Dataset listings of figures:
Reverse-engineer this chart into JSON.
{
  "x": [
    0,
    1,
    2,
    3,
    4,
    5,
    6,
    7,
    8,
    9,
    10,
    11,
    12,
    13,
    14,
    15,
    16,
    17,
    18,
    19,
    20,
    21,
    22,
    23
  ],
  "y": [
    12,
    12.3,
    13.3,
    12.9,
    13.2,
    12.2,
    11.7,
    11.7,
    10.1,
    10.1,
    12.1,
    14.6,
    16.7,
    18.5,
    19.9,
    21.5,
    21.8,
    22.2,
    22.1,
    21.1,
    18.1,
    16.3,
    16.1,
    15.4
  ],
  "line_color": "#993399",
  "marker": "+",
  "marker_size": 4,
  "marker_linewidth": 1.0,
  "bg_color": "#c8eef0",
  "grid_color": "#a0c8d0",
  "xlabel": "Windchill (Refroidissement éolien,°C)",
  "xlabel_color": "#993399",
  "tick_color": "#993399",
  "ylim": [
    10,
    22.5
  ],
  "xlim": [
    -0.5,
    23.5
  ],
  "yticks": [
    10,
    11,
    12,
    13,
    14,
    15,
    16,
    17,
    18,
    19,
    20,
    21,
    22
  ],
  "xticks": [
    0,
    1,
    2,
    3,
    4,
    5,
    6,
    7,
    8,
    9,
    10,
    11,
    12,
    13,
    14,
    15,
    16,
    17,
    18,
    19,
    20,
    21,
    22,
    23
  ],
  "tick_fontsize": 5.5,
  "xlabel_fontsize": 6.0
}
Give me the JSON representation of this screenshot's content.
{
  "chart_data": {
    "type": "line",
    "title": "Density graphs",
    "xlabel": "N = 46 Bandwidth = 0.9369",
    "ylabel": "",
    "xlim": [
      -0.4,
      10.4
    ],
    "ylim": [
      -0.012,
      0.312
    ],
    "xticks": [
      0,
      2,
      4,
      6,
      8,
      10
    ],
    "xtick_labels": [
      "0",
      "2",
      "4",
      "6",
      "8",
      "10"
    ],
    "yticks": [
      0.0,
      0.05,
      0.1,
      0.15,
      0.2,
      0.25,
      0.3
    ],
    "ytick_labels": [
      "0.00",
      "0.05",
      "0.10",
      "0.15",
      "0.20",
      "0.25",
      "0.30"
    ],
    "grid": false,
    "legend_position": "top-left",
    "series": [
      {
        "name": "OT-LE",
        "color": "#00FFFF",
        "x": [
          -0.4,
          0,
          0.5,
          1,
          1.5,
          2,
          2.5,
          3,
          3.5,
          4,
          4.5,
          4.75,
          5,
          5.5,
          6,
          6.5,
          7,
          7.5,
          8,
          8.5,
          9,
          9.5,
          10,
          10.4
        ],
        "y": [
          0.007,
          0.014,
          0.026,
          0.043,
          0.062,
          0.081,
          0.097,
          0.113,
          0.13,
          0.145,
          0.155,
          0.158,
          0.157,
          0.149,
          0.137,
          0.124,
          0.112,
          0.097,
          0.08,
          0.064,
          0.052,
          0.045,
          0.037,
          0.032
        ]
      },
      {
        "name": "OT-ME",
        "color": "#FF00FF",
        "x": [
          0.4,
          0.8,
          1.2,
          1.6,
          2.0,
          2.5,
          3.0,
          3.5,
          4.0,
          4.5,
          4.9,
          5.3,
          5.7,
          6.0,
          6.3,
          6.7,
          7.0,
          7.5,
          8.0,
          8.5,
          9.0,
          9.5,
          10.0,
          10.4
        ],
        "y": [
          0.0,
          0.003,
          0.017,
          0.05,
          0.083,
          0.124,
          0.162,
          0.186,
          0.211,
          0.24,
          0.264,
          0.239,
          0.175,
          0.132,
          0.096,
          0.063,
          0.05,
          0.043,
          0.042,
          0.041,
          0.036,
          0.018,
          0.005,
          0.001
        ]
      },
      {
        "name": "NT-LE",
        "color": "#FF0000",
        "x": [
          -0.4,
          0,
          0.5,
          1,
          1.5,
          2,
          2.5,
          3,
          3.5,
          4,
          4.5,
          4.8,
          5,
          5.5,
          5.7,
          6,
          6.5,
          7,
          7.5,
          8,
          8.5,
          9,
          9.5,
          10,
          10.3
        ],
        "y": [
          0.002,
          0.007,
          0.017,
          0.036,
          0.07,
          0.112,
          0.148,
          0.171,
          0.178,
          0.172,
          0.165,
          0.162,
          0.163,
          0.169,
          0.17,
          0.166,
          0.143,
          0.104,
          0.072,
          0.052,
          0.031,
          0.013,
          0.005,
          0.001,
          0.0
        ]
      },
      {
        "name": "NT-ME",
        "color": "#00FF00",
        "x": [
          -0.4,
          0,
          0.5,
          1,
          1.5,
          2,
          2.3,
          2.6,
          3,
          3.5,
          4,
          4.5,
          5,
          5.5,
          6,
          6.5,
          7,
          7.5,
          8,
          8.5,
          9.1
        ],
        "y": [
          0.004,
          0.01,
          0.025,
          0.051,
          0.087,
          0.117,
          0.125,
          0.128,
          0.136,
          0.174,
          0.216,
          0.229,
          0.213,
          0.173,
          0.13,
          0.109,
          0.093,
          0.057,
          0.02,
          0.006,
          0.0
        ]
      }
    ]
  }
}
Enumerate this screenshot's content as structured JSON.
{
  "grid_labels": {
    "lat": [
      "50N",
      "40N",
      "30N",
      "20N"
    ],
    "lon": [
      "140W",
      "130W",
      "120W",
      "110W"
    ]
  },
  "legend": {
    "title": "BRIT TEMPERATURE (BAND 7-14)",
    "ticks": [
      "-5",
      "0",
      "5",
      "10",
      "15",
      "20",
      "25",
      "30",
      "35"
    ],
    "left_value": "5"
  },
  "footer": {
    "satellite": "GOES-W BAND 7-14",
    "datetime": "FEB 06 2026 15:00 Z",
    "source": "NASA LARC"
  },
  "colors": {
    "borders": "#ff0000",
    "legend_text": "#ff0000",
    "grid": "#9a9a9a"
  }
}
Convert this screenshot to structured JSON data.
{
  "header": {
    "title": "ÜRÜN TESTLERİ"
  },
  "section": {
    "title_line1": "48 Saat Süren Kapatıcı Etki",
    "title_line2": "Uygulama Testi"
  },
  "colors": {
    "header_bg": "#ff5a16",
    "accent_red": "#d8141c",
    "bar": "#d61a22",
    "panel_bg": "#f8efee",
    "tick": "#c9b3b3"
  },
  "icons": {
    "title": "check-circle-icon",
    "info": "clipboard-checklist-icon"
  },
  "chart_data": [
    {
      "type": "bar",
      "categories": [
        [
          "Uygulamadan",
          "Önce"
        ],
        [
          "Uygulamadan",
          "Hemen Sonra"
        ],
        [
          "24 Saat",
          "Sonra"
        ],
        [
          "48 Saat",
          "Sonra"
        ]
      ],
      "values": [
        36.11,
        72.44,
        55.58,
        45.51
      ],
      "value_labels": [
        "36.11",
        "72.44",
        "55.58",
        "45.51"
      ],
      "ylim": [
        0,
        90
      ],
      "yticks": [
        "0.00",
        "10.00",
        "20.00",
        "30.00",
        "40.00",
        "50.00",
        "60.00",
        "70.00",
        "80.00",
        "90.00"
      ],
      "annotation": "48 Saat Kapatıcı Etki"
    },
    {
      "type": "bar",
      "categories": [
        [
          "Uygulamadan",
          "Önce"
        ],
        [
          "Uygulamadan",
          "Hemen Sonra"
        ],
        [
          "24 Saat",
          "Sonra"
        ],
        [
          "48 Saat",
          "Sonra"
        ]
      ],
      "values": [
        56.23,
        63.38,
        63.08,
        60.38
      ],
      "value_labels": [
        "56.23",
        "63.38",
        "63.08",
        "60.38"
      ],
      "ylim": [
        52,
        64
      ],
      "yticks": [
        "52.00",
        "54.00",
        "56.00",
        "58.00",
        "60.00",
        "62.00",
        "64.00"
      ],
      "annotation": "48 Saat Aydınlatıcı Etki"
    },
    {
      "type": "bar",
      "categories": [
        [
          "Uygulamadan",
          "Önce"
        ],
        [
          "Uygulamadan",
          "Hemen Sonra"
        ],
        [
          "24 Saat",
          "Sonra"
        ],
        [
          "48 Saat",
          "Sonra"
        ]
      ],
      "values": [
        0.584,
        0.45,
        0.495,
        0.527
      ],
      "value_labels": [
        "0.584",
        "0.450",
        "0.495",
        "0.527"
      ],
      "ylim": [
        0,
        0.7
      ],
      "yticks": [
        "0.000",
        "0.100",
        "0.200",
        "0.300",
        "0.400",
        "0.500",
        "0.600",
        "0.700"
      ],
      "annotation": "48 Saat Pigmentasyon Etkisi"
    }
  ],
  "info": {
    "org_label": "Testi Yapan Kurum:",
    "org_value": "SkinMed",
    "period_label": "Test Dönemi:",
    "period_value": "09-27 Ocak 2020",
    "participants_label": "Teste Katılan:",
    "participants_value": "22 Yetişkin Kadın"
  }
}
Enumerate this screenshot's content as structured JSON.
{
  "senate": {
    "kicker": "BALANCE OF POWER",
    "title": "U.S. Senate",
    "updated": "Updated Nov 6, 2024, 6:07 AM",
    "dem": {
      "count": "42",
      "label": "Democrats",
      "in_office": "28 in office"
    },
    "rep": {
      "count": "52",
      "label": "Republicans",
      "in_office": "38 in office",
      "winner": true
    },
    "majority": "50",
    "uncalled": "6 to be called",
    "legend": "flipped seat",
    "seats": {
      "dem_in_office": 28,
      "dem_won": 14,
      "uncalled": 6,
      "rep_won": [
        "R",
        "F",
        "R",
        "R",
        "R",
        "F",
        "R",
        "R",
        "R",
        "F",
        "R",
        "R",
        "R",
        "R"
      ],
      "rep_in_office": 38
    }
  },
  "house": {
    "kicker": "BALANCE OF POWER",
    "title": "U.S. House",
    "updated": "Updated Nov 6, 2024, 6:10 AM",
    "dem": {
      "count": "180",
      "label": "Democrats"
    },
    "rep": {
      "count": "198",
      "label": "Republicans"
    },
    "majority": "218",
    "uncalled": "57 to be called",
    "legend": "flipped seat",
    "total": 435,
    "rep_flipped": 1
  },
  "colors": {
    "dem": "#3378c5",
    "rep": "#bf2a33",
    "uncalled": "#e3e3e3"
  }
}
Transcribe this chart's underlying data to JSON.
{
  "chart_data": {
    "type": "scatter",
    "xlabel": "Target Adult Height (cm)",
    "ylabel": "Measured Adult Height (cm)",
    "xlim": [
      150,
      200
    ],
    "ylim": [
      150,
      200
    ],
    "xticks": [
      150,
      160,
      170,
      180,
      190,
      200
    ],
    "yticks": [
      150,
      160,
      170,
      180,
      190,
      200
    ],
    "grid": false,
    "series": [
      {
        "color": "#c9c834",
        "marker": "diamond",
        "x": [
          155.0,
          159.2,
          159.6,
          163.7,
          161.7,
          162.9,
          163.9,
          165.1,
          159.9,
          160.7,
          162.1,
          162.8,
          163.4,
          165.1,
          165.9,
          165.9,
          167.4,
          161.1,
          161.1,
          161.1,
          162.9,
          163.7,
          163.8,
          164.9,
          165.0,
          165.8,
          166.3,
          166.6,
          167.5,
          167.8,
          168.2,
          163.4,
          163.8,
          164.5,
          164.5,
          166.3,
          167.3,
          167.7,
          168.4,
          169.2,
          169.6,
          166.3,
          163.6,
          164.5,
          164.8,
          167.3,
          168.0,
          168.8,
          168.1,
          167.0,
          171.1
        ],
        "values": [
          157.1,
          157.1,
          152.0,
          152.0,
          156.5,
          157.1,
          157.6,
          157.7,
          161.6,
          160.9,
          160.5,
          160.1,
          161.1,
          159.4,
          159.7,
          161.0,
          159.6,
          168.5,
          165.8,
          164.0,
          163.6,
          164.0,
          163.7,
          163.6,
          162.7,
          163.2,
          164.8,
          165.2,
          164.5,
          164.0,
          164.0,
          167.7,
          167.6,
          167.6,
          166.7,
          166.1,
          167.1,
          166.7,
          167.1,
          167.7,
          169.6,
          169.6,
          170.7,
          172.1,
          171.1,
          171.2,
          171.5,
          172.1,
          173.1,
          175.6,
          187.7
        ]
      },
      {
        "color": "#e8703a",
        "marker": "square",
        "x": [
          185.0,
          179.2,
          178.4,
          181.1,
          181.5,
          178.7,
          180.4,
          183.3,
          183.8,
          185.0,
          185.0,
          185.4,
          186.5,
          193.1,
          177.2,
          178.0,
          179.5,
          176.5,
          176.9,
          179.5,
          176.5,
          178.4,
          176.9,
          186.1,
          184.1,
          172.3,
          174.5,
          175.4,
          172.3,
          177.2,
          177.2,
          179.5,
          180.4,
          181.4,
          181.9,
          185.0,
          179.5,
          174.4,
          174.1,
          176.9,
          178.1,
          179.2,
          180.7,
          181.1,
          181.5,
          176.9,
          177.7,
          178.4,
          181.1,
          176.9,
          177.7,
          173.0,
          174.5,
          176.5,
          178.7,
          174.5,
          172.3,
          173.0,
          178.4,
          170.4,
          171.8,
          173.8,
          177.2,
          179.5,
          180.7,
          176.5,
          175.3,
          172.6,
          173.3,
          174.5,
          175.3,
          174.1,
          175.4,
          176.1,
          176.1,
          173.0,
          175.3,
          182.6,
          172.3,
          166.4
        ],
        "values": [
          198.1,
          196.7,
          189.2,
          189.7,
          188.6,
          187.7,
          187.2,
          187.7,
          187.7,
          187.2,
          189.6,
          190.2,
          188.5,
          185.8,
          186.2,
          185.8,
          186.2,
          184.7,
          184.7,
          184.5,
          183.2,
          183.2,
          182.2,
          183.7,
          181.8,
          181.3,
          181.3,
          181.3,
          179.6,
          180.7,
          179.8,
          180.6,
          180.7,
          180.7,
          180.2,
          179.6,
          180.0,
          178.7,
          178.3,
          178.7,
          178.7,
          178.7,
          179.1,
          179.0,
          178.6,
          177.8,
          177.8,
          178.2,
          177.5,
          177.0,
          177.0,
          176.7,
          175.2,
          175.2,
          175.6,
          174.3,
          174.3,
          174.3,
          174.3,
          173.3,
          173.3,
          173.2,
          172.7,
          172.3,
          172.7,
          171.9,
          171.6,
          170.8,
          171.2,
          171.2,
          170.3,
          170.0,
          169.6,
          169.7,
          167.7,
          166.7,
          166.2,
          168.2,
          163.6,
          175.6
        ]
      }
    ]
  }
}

INSTRUCTIONS FOR THE TASK: Go through the records and gather the lines that hold "Updated".

WRITTEN RESPONSE:
    "updated": "Updated Nov 6, 2024, 6:07 AM",
    "updated": "Updated Nov 6, 2024, 6:10 AM",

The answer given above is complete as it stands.